• _Aim of the task_
Rewrite the data below as a Markdown table with the columns Row and Data line. Start with the line containing "Identify all the", continue through the line containing "text-line: διὰ τὸ", number each line in order, and leave out any blank lines.

---

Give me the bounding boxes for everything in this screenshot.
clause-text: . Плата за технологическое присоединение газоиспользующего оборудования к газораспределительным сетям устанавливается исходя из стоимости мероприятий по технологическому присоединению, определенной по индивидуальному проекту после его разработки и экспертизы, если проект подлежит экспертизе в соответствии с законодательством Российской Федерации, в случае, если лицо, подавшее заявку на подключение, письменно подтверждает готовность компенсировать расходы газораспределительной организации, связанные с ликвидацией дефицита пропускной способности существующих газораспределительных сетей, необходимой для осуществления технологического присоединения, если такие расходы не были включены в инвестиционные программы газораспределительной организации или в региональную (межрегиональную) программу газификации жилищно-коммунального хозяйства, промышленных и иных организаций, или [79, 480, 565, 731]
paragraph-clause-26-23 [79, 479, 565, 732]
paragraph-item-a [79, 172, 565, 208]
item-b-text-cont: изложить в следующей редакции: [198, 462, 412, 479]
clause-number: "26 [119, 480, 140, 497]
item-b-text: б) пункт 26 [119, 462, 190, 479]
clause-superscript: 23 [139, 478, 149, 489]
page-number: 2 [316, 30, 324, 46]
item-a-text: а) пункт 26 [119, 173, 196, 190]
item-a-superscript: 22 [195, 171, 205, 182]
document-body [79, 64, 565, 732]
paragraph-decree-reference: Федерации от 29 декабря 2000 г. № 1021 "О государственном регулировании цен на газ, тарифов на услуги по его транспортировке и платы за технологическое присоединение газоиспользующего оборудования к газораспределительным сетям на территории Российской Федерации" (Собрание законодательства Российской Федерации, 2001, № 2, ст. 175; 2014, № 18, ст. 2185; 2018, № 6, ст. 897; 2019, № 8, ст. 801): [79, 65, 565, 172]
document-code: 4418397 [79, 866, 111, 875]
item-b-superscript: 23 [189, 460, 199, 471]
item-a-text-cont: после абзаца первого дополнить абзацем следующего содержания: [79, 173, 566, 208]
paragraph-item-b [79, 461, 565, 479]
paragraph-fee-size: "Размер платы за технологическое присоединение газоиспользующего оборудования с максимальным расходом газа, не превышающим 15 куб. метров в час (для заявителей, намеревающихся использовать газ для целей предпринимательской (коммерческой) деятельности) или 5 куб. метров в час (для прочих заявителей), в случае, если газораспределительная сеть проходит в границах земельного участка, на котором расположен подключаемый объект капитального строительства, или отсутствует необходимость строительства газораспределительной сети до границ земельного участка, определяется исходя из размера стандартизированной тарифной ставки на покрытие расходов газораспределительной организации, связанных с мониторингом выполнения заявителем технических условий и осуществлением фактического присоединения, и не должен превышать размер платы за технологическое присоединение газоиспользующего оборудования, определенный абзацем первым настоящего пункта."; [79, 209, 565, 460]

---

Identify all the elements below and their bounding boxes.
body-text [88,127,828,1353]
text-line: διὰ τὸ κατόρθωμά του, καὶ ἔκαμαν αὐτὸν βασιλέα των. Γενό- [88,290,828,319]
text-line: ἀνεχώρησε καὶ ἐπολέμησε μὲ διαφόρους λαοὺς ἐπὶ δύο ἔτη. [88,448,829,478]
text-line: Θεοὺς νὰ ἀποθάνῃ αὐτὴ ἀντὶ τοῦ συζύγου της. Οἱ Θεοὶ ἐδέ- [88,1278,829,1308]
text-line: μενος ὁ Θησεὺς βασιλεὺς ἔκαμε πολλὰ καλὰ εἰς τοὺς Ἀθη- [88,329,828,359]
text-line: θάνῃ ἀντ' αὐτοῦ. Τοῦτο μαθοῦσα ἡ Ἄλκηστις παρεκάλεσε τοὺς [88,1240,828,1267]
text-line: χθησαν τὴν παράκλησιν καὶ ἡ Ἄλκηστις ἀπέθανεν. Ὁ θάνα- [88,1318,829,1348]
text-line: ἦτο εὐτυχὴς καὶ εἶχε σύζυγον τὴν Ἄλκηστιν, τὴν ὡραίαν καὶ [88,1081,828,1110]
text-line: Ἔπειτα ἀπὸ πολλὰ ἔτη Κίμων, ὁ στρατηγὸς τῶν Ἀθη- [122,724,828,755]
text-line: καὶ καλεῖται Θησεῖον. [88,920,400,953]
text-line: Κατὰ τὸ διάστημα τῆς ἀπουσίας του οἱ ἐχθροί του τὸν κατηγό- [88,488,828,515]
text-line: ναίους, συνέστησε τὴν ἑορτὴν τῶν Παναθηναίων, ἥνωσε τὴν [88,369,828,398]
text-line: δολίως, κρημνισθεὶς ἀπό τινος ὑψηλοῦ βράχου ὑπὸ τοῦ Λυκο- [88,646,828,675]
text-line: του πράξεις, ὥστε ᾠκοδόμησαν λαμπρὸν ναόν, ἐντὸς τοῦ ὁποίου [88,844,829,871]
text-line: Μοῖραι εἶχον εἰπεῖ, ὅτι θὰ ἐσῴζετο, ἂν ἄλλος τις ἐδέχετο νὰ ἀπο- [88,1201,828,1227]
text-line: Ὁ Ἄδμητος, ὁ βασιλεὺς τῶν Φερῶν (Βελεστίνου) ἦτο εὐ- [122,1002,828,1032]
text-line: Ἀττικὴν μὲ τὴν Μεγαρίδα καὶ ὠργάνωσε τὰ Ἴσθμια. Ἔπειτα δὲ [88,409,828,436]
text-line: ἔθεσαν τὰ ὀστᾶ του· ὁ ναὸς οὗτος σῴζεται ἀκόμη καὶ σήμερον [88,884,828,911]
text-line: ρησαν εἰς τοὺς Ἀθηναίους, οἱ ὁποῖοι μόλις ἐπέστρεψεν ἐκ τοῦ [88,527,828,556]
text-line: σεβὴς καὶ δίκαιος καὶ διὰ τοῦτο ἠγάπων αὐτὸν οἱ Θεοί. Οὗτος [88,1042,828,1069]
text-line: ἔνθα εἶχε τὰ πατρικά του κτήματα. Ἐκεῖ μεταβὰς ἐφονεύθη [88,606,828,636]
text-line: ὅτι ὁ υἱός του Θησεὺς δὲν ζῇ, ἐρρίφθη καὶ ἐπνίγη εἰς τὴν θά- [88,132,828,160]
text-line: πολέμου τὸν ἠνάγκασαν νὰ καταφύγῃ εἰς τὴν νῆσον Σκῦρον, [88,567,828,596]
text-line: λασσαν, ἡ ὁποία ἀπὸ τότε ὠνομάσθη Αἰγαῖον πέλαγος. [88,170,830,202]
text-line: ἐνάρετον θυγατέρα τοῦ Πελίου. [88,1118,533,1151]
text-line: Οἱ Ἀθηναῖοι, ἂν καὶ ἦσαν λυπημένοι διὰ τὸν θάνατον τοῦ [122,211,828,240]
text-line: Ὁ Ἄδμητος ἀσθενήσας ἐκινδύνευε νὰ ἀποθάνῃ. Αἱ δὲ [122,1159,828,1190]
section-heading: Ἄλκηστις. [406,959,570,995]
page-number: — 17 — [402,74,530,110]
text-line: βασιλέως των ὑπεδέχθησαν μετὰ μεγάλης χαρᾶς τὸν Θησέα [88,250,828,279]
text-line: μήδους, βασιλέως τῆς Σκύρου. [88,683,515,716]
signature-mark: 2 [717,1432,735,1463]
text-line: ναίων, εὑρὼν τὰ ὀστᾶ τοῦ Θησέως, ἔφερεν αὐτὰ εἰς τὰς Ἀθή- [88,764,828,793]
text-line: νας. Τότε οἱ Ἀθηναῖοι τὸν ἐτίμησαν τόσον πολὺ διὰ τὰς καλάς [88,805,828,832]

---

• _The reply_
| Row | Data line |
|---|---|
| 1 | Identify all the elements below and their bounding boxes. |
| 2 | body-text [88,127,828,1353] |
| 3 | text-line: διὰ τὸ κατόρθωμά του, καὶ ἔκαμαν αὐτὸν βασιλέα των. Γενό- [88,290,828,319] |